**Required task**
Your job is to retype all of the data word for word, leaving every image out.

**Dataset extract**
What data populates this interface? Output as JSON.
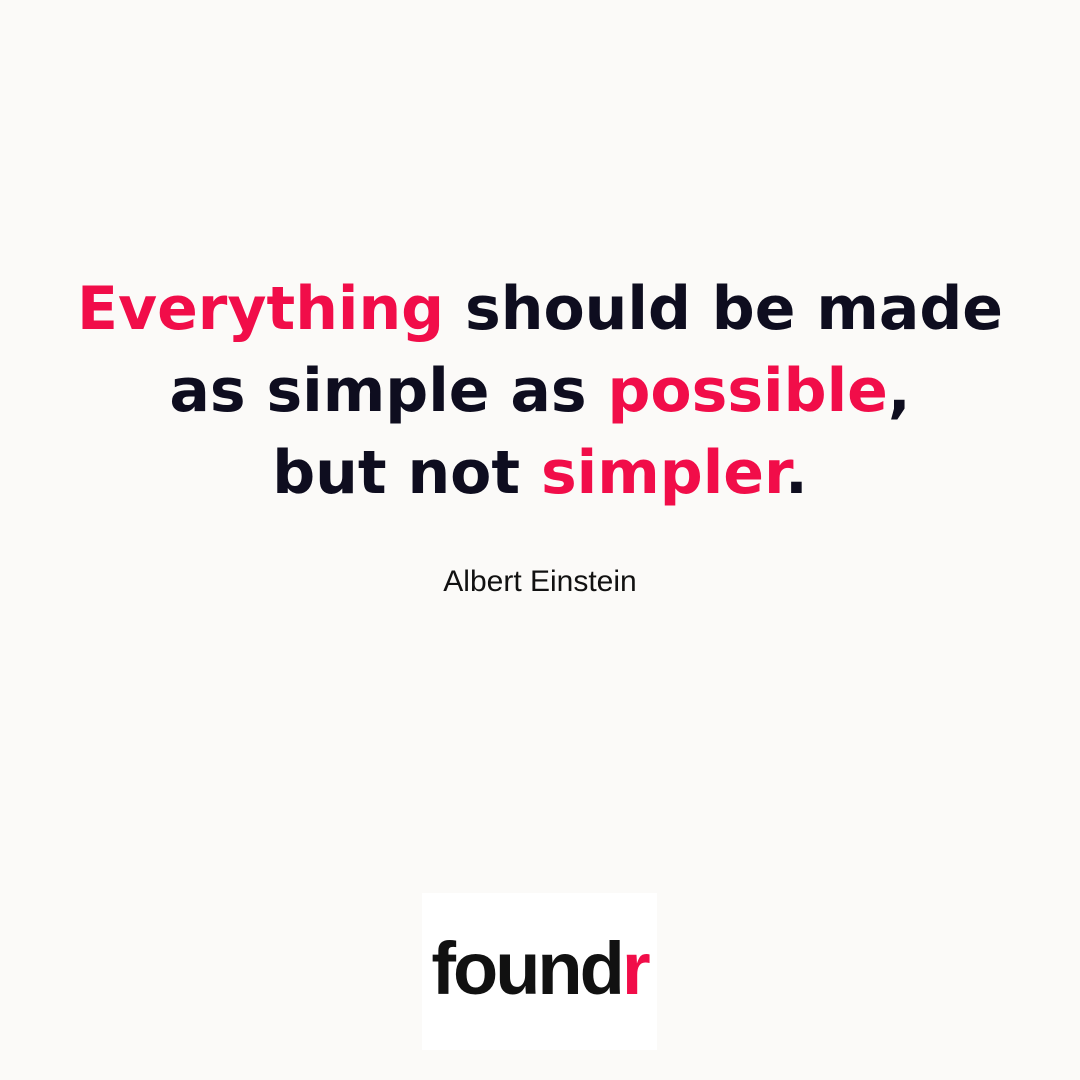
{
  "quote": {
    "line1": {
      "accent": "Everything",
      "rest": " should be made"
    },
    "line2": {
      "lead": "as simple as ",
      "accent": "possible",
      "trail": ","
    },
    "line3": {
      "lead": "but not ",
      "accent": "simpler",
      "trail": "."
    }
  },
  "author": "Albert Einstein",
  "logo": {
    "main": "found",
    "accent": "r"
  },
  "colors": {
    "background": "#fbfaf8",
    "text": "#0e0d1f",
    "accent": "#f10d49",
    "logo_box": "#ffffff"
  }
}
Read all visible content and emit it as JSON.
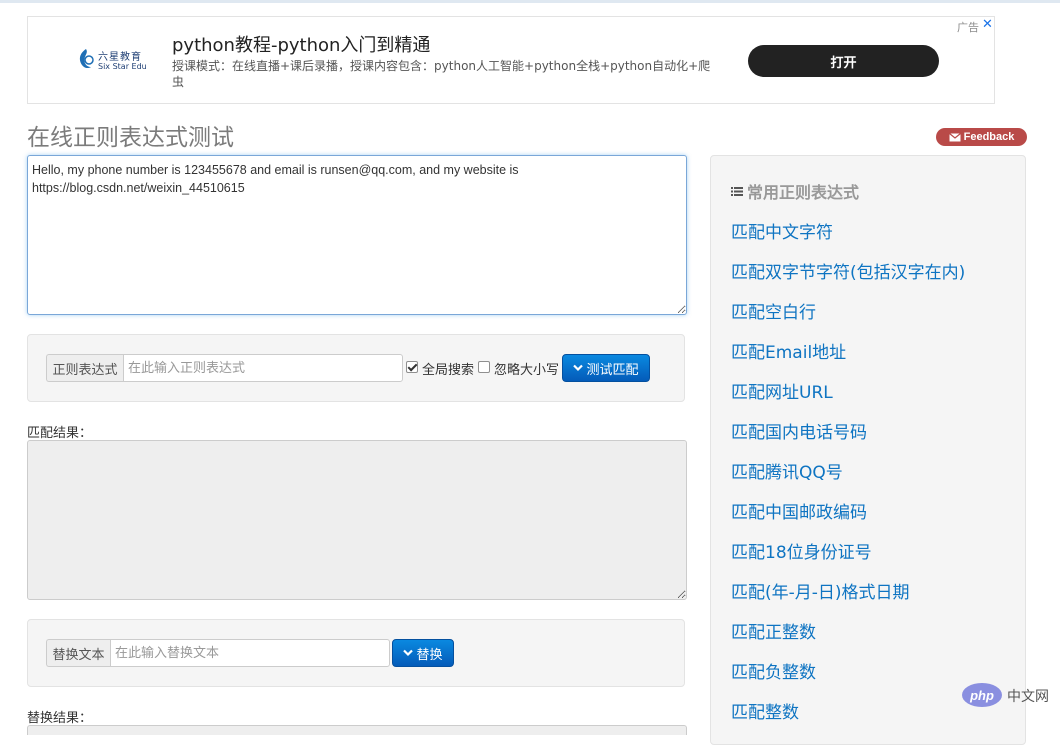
{
  "ad": {
    "logo_cn": "六星教育",
    "logo_en": "Six Star Edu",
    "title": "python教程-python入门到精通",
    "description": "授课模式：在线直播+课后录播，授课内容包含：python人工智能+python全栈+python自动化+爬虫",
    "open_label": "打开",
    "tag": "广告",
    "close_glyph": "✕"
  },
  "page": {
    "title": "在线正则表达式测试",
    "feedback_label": "Feedback"
  },
  "source": {
    "text": "Hello, my phone number is 123455678 and email is runsen@qq.com, and my website is https://blog.csdn.net/weixin_44510615"
  },
  "regex": {
    "addon_label": "正则表达式",
    "placeholder": "在此输入正则表达式",
    "value": "",
    "global_label": "全局搜索",
    "global_checked": true,
    "ignorecase_label": "忽略大小写",
    "ignorecase_checked": false,
    "test_button": "测试匹配"
  },
  "match": {
    "label": "匹配结果："
  },
  "replace": {
    "addon_label": "替换文本",
    "placeholder": "在此输入替换文本",
    "value": "",
    "button": "替换"
  },
  "replace_result": {
    "label": "替换结果："
  },
  "sidebar": {
    "title": "常用正则表达式",
    "items": [
      "匹配中文字符",
      "匹配双字节字符(包括汉字在内)",
      "匹配空白行",
      "匹配Email地址",
      "匹配网址URL",
      "匹配国内电话号码",
      "匹配腾讯QQ号",
      "匹配中国邮政编码",
      "匹配18位身份证号",
      "匹配(年-月-日)格式日期",
      "匹配正整数",
      "匹配负整数",
      "匹配整数"
    ]
  },
  "watermark": {
    "logo": "php",
    "text": "中文网"
  },
  "colors": {
    "link": "#0e74c2",
    "button_blue": "#0a6fd1",
    "feedback_red": "#b94a48",
    "ad_button": "#222222"
  }
}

**Finished answer**
What data populates this interface? Output as JSON.
{
  "quote": {
    "line1": {
      "accent": "Everything",
      "rest": " should be made"
    },
    "line2": {
      "lead": "as simple as ",
      "accent": "possible",
      "trail": ","
    },
    "line3": {
      "lead": "but not ",
      "accent": "simpler",
      "trail": "."
    }
  },
  "author": "Albert Einstein",
  "logo": {
    "main": "found",
    "accent": "r"
  },
  "colors": {
    "background": "#fbfaf8",
    "text": "#0e0d1f",
    "accent": "#f10d49",
    "logo_box": "#ffffff"
  }
}
Read all visible content and emit it as JSON.
{
  "ad": {
    "logo_cn": "六星教育",
    "logo_en": "Six Star Edu",
    "title": "python教程-python入门到精通",
    "description": "授课模式：在线直播+课后录播，授课内容包含：python人工智能+python全栈+python自动化+爬虫",
    "open_label": "打开",
    "tag": "广告",
    "close_glyph": "✕"
  },
  "page": {
    "title": "在线正则表达式测试",
    "feedback_label": "Feedback"
  },
  "source": {
    "text": "Hello, my phone number is 123455678 and email is runsen@qq.com, and my website is https://blog.csdn.net/weixin_44510615"
  },
  "regex": {
    "addon_label": "正则表达式",
    "placeholder": "在此输入正则表达式",
    "value": "",
    "global_label": "全局搜索",
    "global_checked": true,
    "ignorecase_label": "忽略大小写",
    "ignorecase_checked": false,
    "test_button": "测试匹配"
  },
  "match": {
    "label": "匹配结果："
  },
  "replace": {
    "addon_label": "替换文本",
    "placeholder": "在此输入替换文本",
    "value": "",
    "button": "替换"
  },
  "replace_result": {
    "label": "替换结果："
  },
  "sidebar": {
    "title": "常用正则表达式",
    "items": [
      "匹配中文字符",
      "匹配双字节字符(包括汉字在内)",
      "匹配空白行",
      "匹配Email地址",
      "匹配网址URL",
      "匹配国内电话号码",
      "匹配腾讯QQ号",
      "匹配中国邮政编码",
      "匹配18位身份证号",
      "匹配(年-月-日)格式日期",
      "匹配正整数",
      "匹配负整数",
      "匹配整数"
    ]
  },
  "watermark": {
    "logo": "php",
    "text": "中文网"
  },
  "colors": {
    "link": "#0e74c2",
    "button_blue": "#0a6fd1",
    "feedback_red": "#b94a48",
    "ad_button": "#222222"
  }
}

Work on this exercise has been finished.